**Work item**: Show every line of the data below that includes the word "xlabel".

BEGIN Study material

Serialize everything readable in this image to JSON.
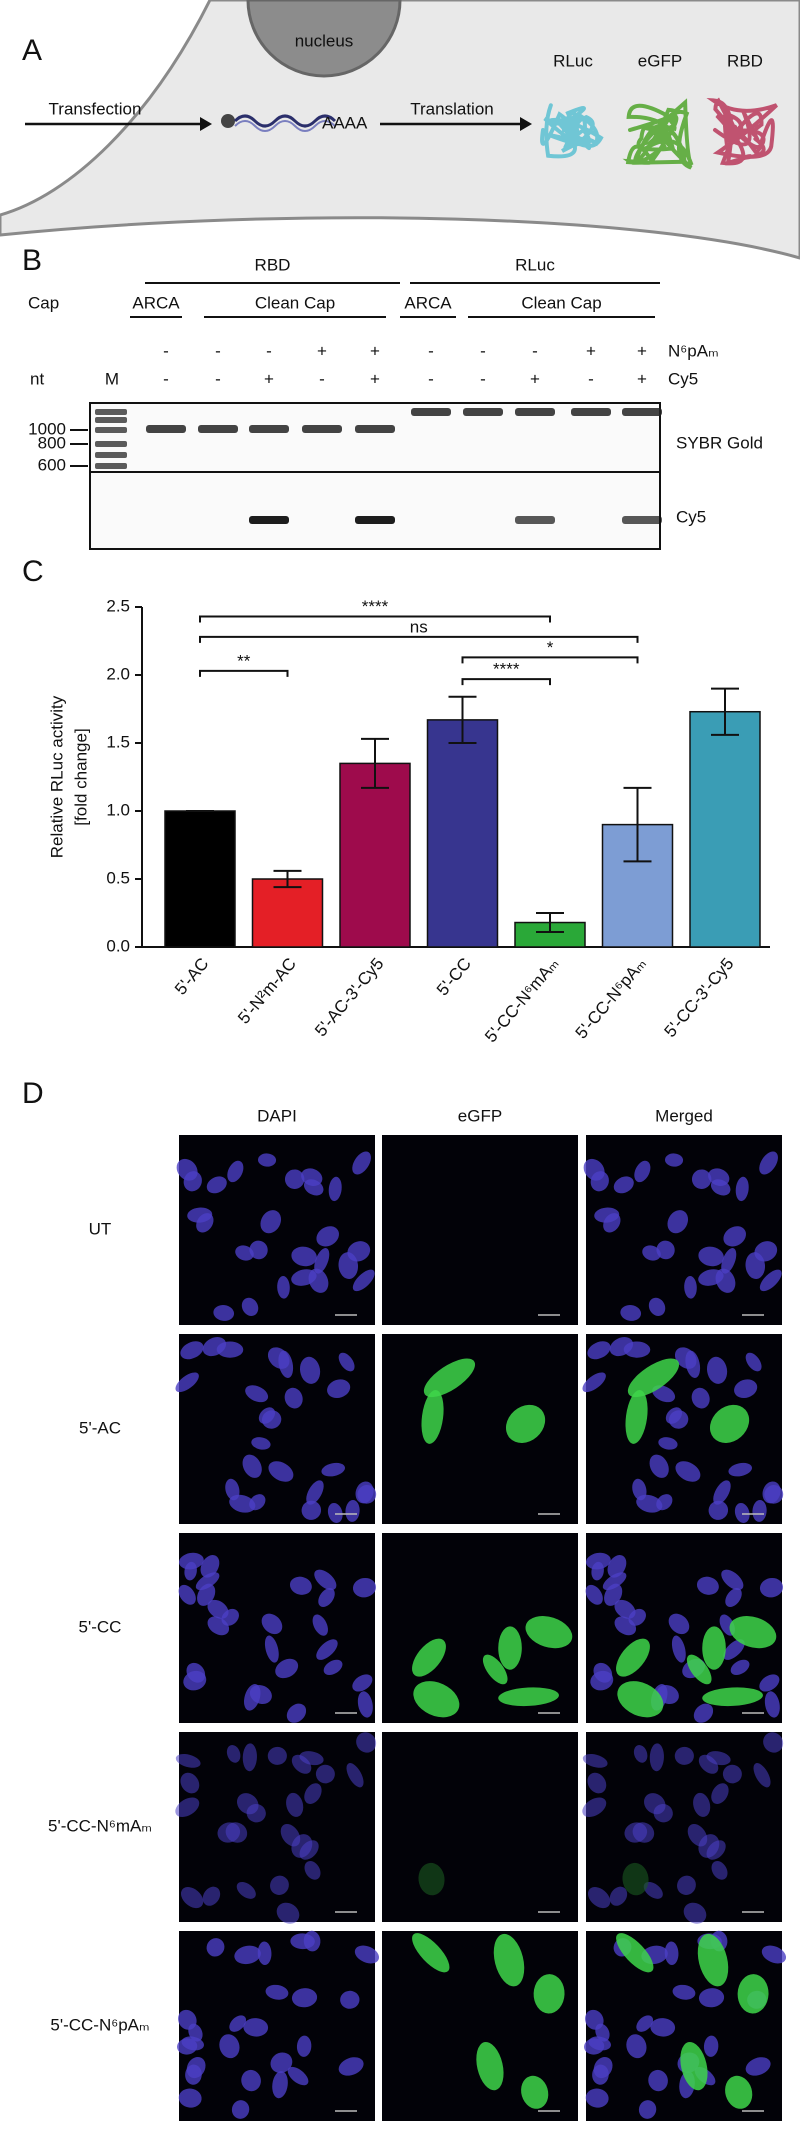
{
  "panel_a": {
    "letter": "A",
    "nucleus": "nucleus",
    "step1": "Transfection",
    "polya": "AAAA",
    "step2": "Translation",
    "proteins": [
      "RLuc",
      "eGFP",
      "RBD"
    ]
  },
  "panel_b": {
    "letter": "B",
    "groups": [
      "RBD",
      "RLuc"
    ],
    "cap_label": "Cap",
    "caps": [
      "ARCA",
      "Clean Cap",
      "ARCA",
      "Clean Cap"
    ],
    "mod_row": "N⁶pAₘ",
    "nt_label": "nt",
    "marker_lane": "M",
    "cy5_row": "Cy5",
    "mod_signs": [
      "-",
      "-",
      "-",
      "+",
      "+",
      "-",
      "-",
      "-",
      "+",
      "+"
    ],
    "cy5_signs": [
      "-",
      "-",
      "+",
      "-",
      "+",
      "-",
      "-",
      "+",
      "-",
      "+"
    ],
    "size_ladder": [
      1000,
      800,
      600
    ],
    "stains": [
      "SYBR Gold",
      "Cy5"
    ]
  },
  "chart_data": {
    "type": "bar",
    "panel_letter": "C",
    "y_label": [
      "Relative RLuc activity",
      "[fold change]"
    ],
    "categories": [
      "5'-AC",
      "5'-N²m-AC",
      "5'-AC-3'-Cy5",
      "5'-CC",
      "5'-CC-N⁶mAₘ",
      "5'-CC-N⁶pAₘ",
      "5'-CC-3'-Cy5"
    ],
    "values": [
      1.0,
      0.5,
      1.35,
      1.67,
      0.18,
      0.9,
      1.73
    ],
    "errors": [
      0,
      0.06,
      0.18,
      0.17,
      0.07,
      0.27,
      0.17
    ],
    "colors": [
      "#000000",
      "#e41f26",
      "#9e0b4c",
      "#37358f",
      "#2aa838",
      "#7d9dd4",
      "#3a9db5"
    ],
    "ylim": [
      0,
      2.5
    ],
    "yticks": [
      {
        "value": 0,
        "label": "0.0"
      },
      0.5,
      {
        "value": 1,
        "label": "1.0"
      },
      1.5,
      {
        "value": 2,
        "label": "2.0"
      },
      2.5
    ],
    "annotations": [
      {
        "label": "****",
        "between": [
          0,
          4
        ],
        "y": 2.43
      },
      {
        "label": "ns",
        "between": [
          0,
          5
        ],
        "y": 2.28
      },
      {
        "label": "*",
        "between": [
          3,
          5
        ],
        "y": 2.13
      },
      {
        "label": "**",
        "between": [
          0,
          1
        ],
        "y": 2.03
      },
      {
        "label": "****",
        "between": [
          3,
          4
        ],
        "y": 1.97
      }
    ]
  },
  "panel_d": {
    "letter": "D",
    "channels": [
      "DAPI",
      "eGFP",
      "Merged"
    ],
    "conditions": [
      "UT",
      "5'-AC",
      "5'-CC",
      "5'-CC-N⁶mAₘ",
      "5'-CC-N⁶pAₘ"
    ]
  }
}
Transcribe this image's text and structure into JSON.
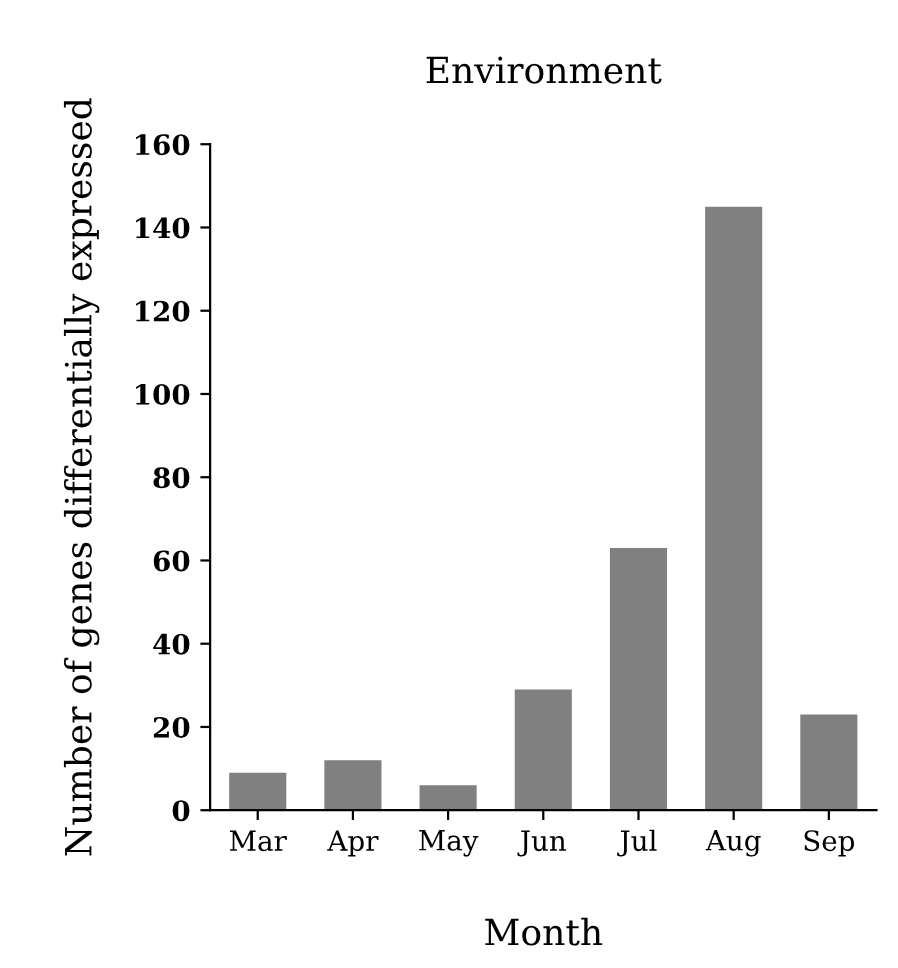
{
  "chart_data": {
    "type": "bar",
    "title": "Environment",
    "xlabel": "Month",
    "ylabel": "Number of genes differentially expressed",
    "categories": [
      "Mar",
      "Apr",
      "May",
      "Jun",
      "Jul",
      "Aug",
      "Sep"
    ],
    "values": [
      9,
      12,
      6,
      29,
      63,
      145,
      23
    ],
    "color": "#808080",
    "ylim": [
      0,
      160
    ],
    "yticks": [
      0,
      20,
      40,
      60,
      80,
      100,
      120,
      140,
      160
    ],
    "grid": false
  }
}
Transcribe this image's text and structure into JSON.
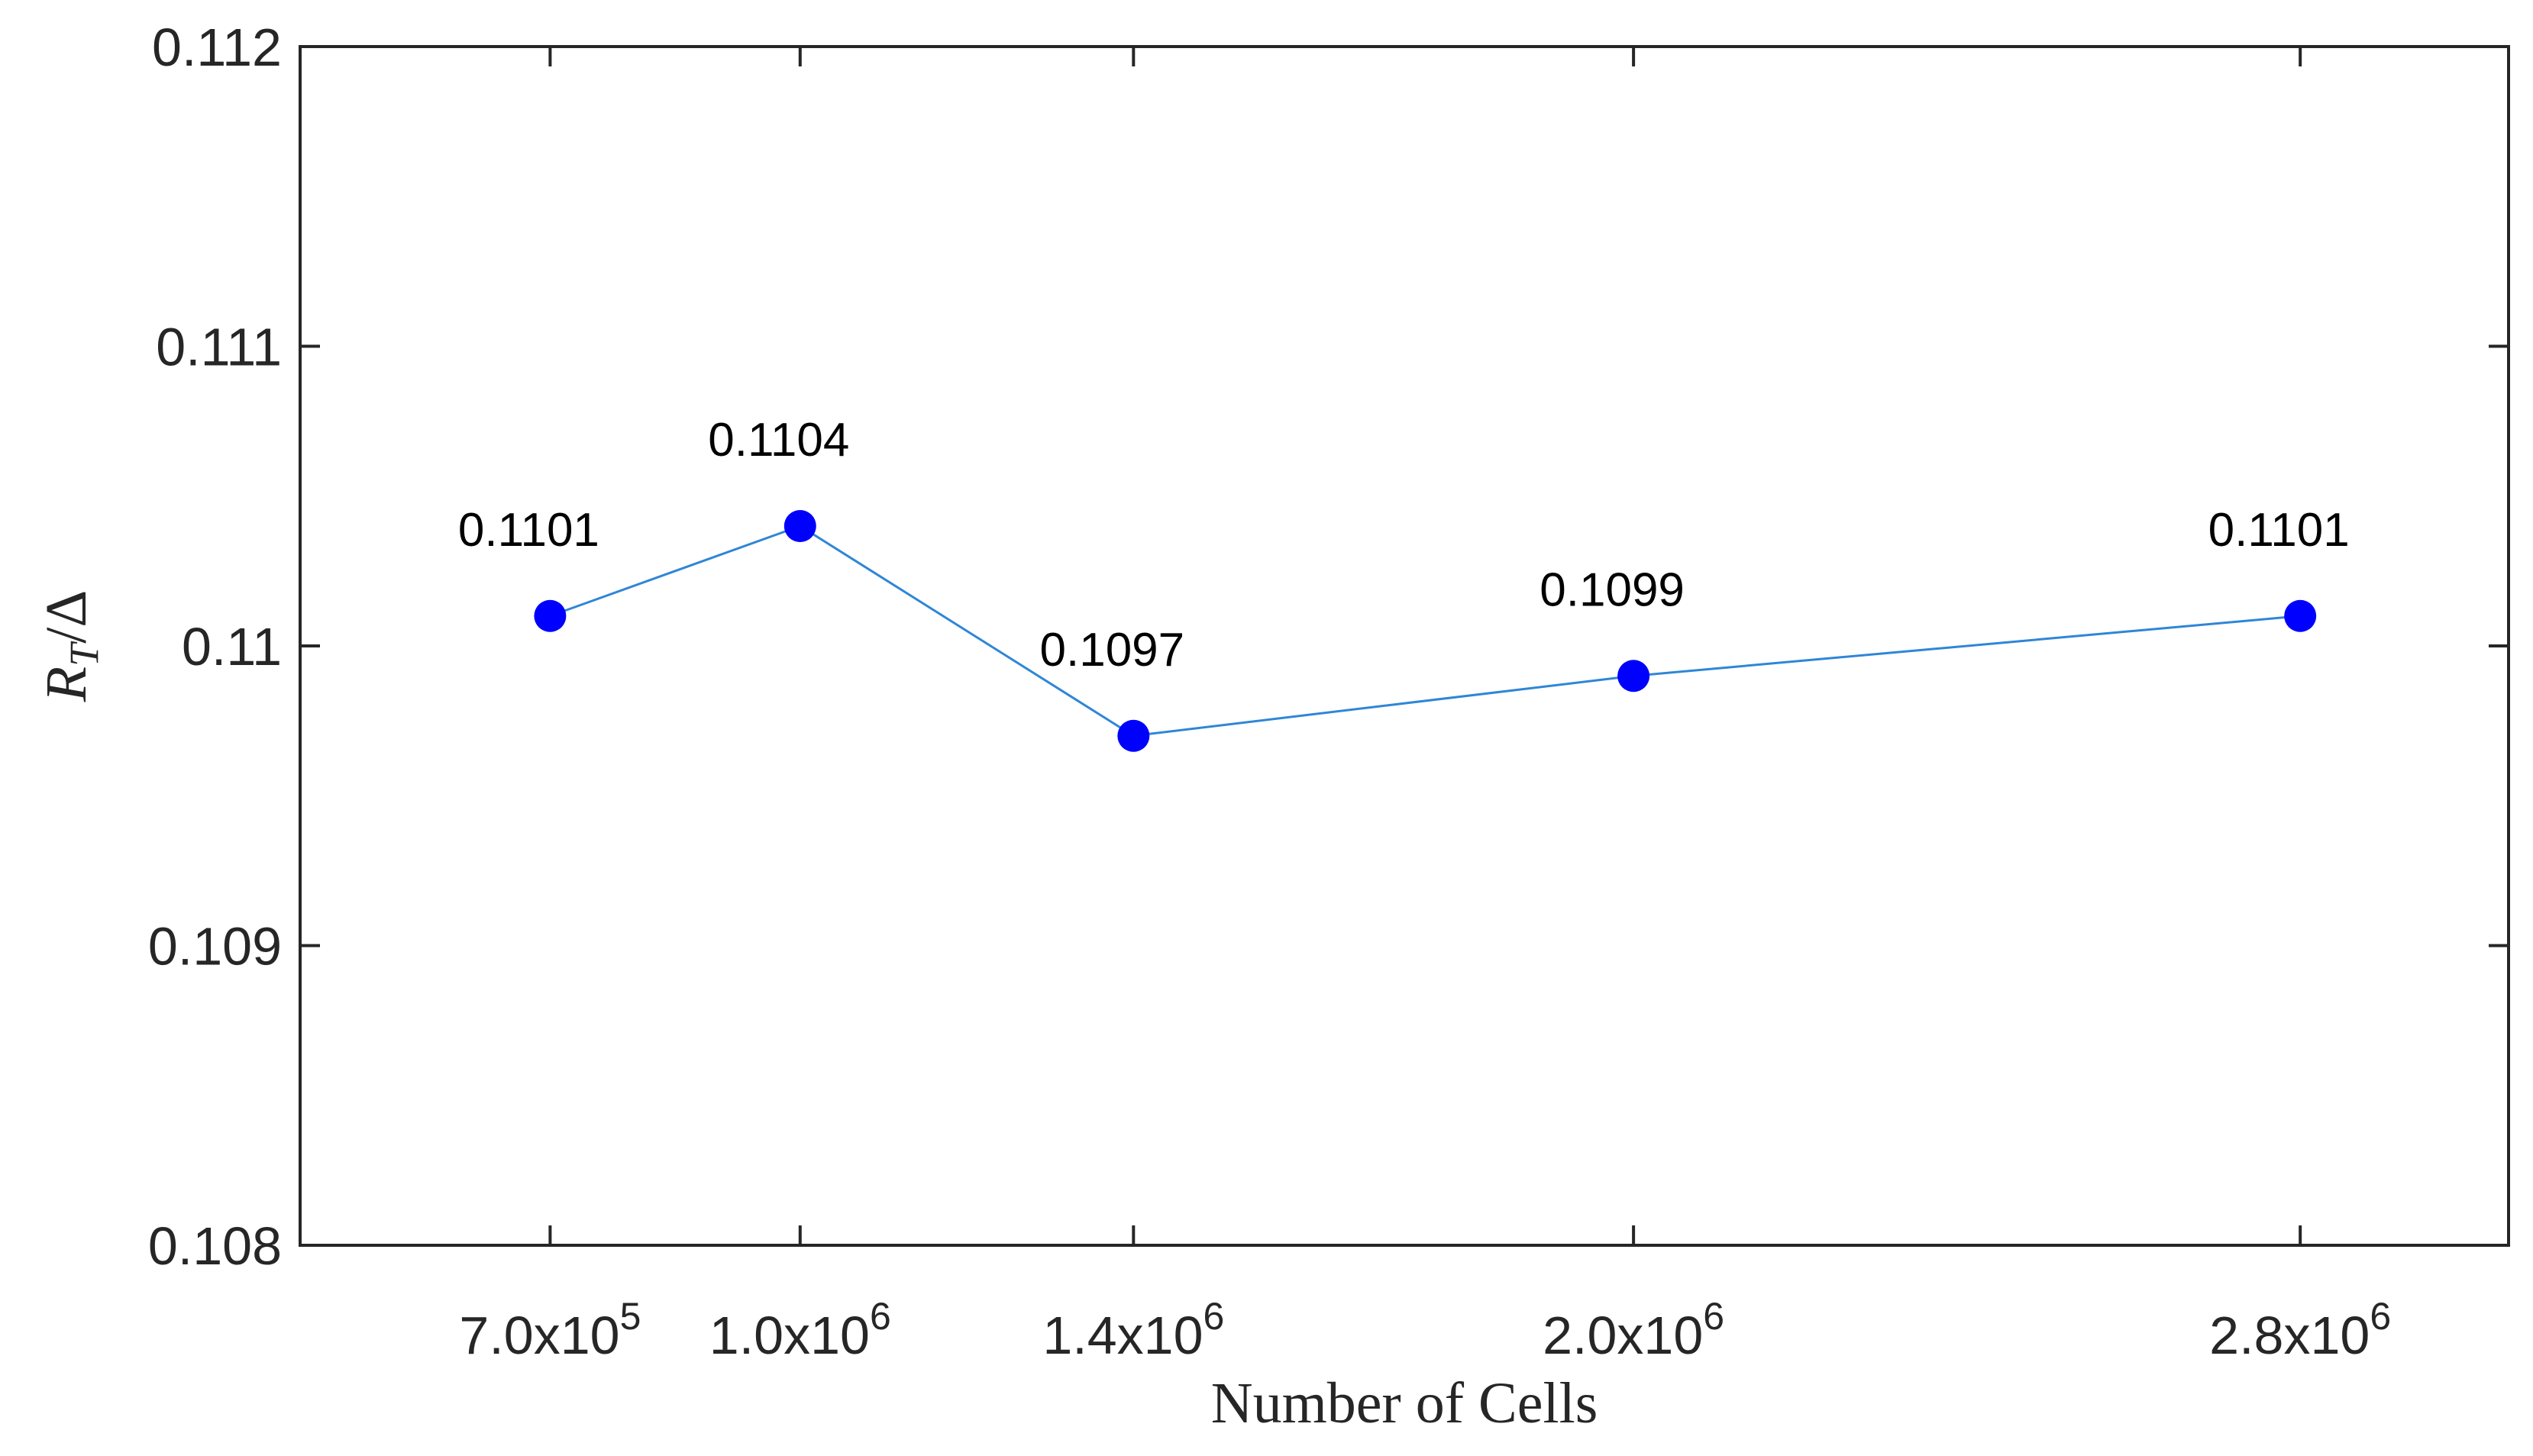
{
  "chart_data": {
    "type": "line",
    "title": "",
    "xlabel": "Number of Cells",
    "ylabel": {
      "base": "R",
      "subscript": "T",
      "rest": "/Δ"
    },
    "ylim": [
      0.108,
      0.112
    ],
    "yticks": [
      0.108,
      0.109,
      0.11,
      0.111,
      0.112
    ],
    "ytick_labels": [
      "0.108",
      "0.109",
      "0.11",
      "0.111",
      "0.112"
    ],
    "xlim": [
      400000,
      3050000
    ],
    "x": [
      700000,
      1000000,
      1400000,
      2000000,
      2800000
    ],
    "xtick_labels": [
      {
        "mantissa": "7.0x10",
        "exponent": "5"
      },
      {
        "mantissa": "1.0x10",
        "exponent": "6"
      },
      {
        "mantissa": "1.4x10",
        "exponent": "6"
      },
      {
        "mantissa": "2.0x10",
        "exponent": "6"
      },
      {
        "mantissa": "2.8x10",
        "exponent": "6"
      }
    ],
    "series": [
      {
        "name": "R_T/Δ",
        "values": [
          0.1101,
          0.1104,
          0.1097,
          0.1099,
          0.1101
        ],
        "labels": [
          "0.1101",
          "0.1104",
          "0.1097",
          "0.1099",
          "0.1101"
        ],
        "line_color": "#2F86D6",
        "marker_color": "#0000FF"
      }
    ],
    "grid": false,
    "legend": "none"
  }
}
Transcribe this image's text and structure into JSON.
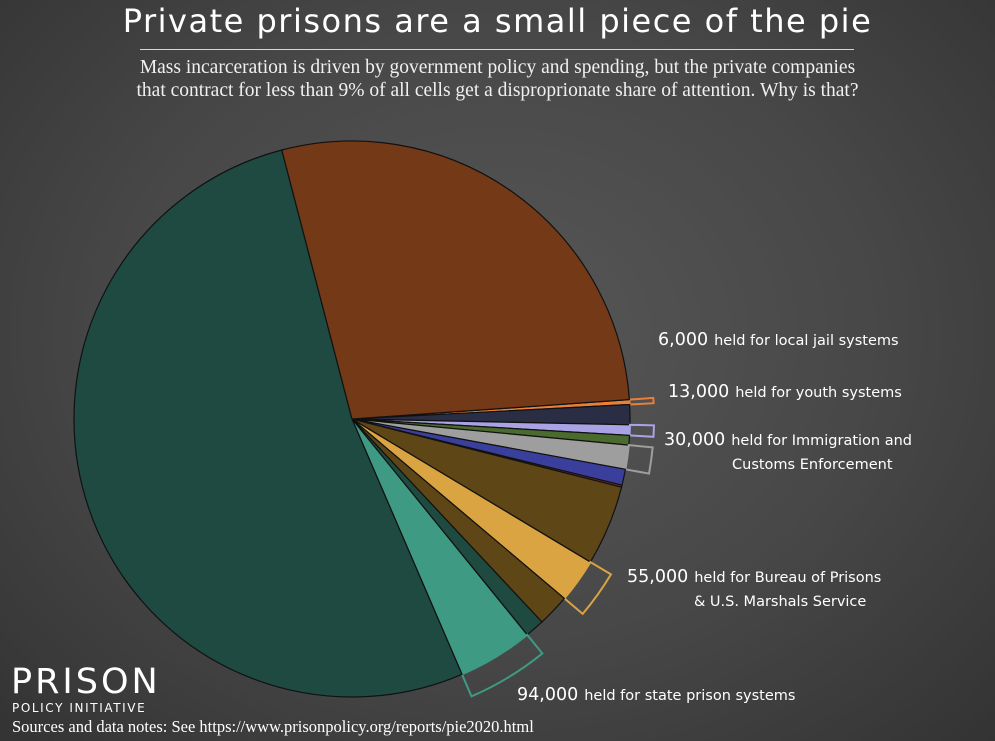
{
  "title": "Private prisons are a small piece of the pie",
  "subtitle_line1": "Mass incarceration is driven by government policy and spending, but the private companies",
  "subtitle_line2": "that contract for less than 9% of all cells get a disproprionate share of attention. Why is that?",
  "logo": {
    "main": "PRISON",
    "sub": "POLICY INITIATIVE"
  },
  "sources": "Sources and data notes: See https://www.prisonpolicy.org/reports/pie2020.html",
  "chart_data": {
    "type": "pie",
    "start_angle_deg": -4,
    "direction": "clockwise",
    "slices": [
      {
        "value": 6000,
        "color": "#e8803a",
        "highlight": true,
        "label_number": "6,000",
        "label_line1": "held for local jail systems"
      },
      {
        "value": 25000,
        "color": "#2a2e45"
      },
      {
        "value": 13000,
        "color": "#a9a3e6",
        "highlight": true,
        "label_number": "13,000",
        "label_line1": "held for youth systems"
      },
      {
        "value": 12000,
        "color": "#4a6a2e"
      },
      {
        "value": 30000,
        "color": "#9e9e9e",
        "highlight": true,
        "label_number": "30,000",
        "label_line1": "held for Immigration and",
        "label_line2": "Customs Enforcement"
      },
      {
        "value": 20000,
        "color": "#3b3f9c"
      },
      {
        "value": 2500,
        "color": "#7a2b2b"
      },
      {
        "value": 100000,
        "color": "#5e4617"
      },
      {
        "value": 55000,
        "color": "#d9a441",
        "highlight": true,
        "label_number": "55,000",
        "label_line1": "held for Bureau of Prisons",
        "label_line2": "& U.S. Marshals Service"
      },
      {
        "value": 40000,
        "color": "#5e4617"
      },
      {
        "value": 24000,
        "color": "#1f4a40"
      },
      {
        "value": 94000,
        "color": "#3e9a83",
        "highlight": true,
        "label_number": "94,000",
        "label_line1": "held for state prison systems"
      },
      {
        "value": 1125000,
        "color": "#1e4a42"
      },
      {
        "value": 600000,
        "color": "#743a18"
      }
    ]
  }
}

END Study material

**Answer space**:
    "xlabel": "Month",
    "xlabel": "Number of Cells",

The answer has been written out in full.